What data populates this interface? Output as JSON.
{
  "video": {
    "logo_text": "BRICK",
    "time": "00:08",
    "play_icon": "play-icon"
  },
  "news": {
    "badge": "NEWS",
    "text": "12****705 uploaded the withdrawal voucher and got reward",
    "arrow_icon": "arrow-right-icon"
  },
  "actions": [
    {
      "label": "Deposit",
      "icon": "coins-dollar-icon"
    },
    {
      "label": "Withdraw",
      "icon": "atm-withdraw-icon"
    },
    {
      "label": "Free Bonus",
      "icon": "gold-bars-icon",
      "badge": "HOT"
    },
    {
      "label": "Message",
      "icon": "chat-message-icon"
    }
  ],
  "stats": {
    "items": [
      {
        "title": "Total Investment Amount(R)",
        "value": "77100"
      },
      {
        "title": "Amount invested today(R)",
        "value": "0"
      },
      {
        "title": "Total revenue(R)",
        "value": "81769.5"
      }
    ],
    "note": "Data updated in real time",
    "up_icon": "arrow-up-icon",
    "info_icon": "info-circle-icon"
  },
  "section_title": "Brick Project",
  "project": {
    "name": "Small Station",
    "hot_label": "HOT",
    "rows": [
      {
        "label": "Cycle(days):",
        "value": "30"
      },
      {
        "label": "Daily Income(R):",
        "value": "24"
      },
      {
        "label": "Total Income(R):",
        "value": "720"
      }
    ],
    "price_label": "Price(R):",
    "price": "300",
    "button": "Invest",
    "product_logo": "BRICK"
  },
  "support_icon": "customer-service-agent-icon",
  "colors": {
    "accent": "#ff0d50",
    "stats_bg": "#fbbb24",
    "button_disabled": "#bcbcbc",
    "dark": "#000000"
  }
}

EXERCISE> Within the listing above, find every line containing the string "Amount" and return it.

FINISHED EXERCISE>
        "title": "Total Investment Amount(R)",
        "title": "Amount invested today(R)",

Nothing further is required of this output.